Show every line containing "征购或收购" by copying it.

* BEGIN The records *

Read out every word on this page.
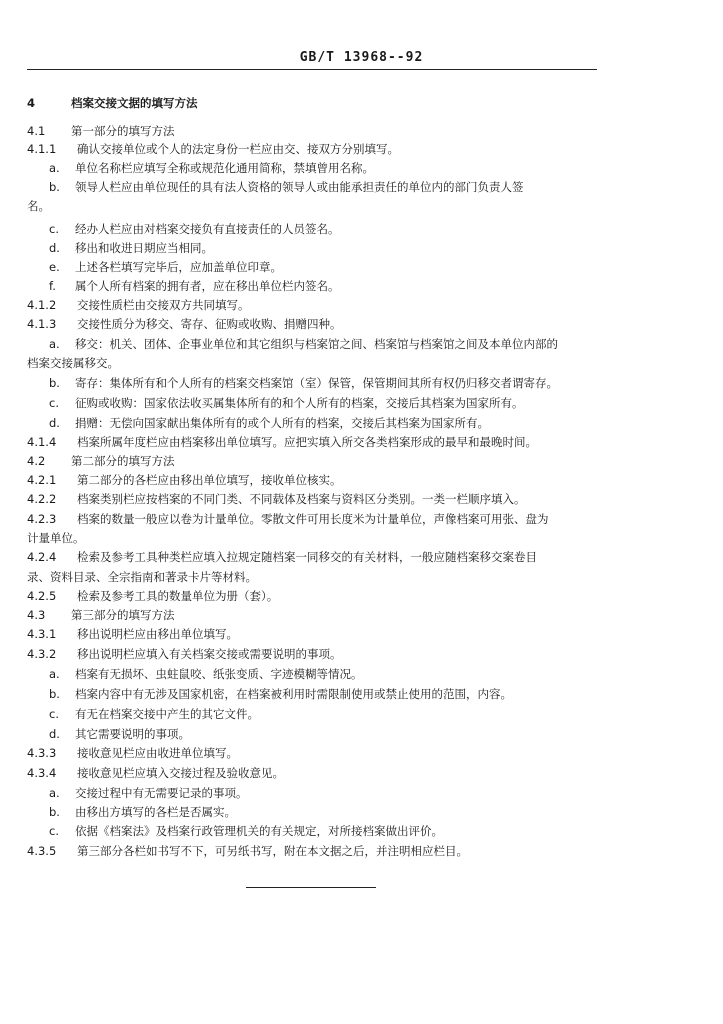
GB/T 13968--92
4	档案交接文据的填写方法
4.1 第一部分的填写方法
4.1.1 确认交接单位或个人的法定身份一栏应由交、接双方分别填写。
a. 单位名称栏应填写全称或规范化通用简称，禁填曾用名称。
b. 领导人栏应由单位现任的具有法人资格的领导人或由能承担责任的单位内的部门负责人签
名。
c. 经办人栏应由对档案交接负有直接责任的人员签名。
d. 移出和收进日期应当相同。
e. 上述各栏填写完毕后，应加盖单位印章。
f. 属个人所有档案的拥有者，应在移出单位栏内签名。
4.1.2 交接性质栏由交接双方共同填写。
4.1.3 交接性质分为移交、寄存、征购或收购、捐赠四种。
a. 移交：机关、团体、企事业单位和其它组织与档案馆之间、档案馆与档案馆之间及本单位内部的
档案交接属移交。
b. 寄存：集体所有和个人所有的档案交档案馆（室）保管，保管期间其所有权仍归移交者谓寄存。
c. 征购或收购：国家依法收买属集体所有的和个人所有的档案，交接后其档案为国家所有。
d. 捐赠：无偿向国家献出集体所有的或个人所有的档案，交接后其档案为国家所有。
4.1.4 档案所属年度栏应由档案移出单位填写。应把实填入所交各类档案形成的最早和最晚时间。
4.2 第二部分的填写方法
4.2.1 第二部分的各栏应由移出单位填写，接收单位核实。
4.2.2 档案类别栏应按档案的不同门类、不同载体及档案与资料区分类别。一类一栏顺序填入。
4.2.3 档案的数量一般应以卷为计量单位。零散文件可用长度米为计量单位，声像档案可用张、盘为
计量单位。
4.2.4 检索及参考工具种类栏应填入拉规定随档案一同移交的有关材料，一般应随档案移交案卷目
录、资料目录、全宗指南和著录卡片等材料。
4.2.5 检索及参考工具的数量单位为册（套）。
4.3 第三部分的填写方法
4.3.1 移出说明栏应由移出单位填写。
4.3.2 移出说明栏应填入有关档案交接或需要说明的事项。
a. 档案有无损坏、虫蛀鼠咬、纸张变质、字迹模糊等情况。
b. 档案内容中有无涉及国家机密，在档案被利用时需限制使用或禁止使用的范围，内容。
c. 有无在档案交接中产生的其它文件。
d. 其它需要说明的事项。
4.3.3 接收意见栏应由收进单位填写。
4.3.4 接收意见栏应填入交接过程及验收意见。
a. 交接过程中有无需要记录的事项。
b. 由移出方填写的各栏是否属实。
c. 依据《档案法》及档案行政管理机关的有关规定，对所接档案做出评价。
4.3.5 第三部分各栏如书写不下，可另纸书写，附在本文据之后，并注明相应栏目。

* END The records *

■ **Finished exercise**
4.1.3 交接性质分为移交、寄存、征购或收购、捐赠四种。
c. 征购或收购：国家依法收买属集体所有的和个人所有的档案，交接后其档案为国家所有。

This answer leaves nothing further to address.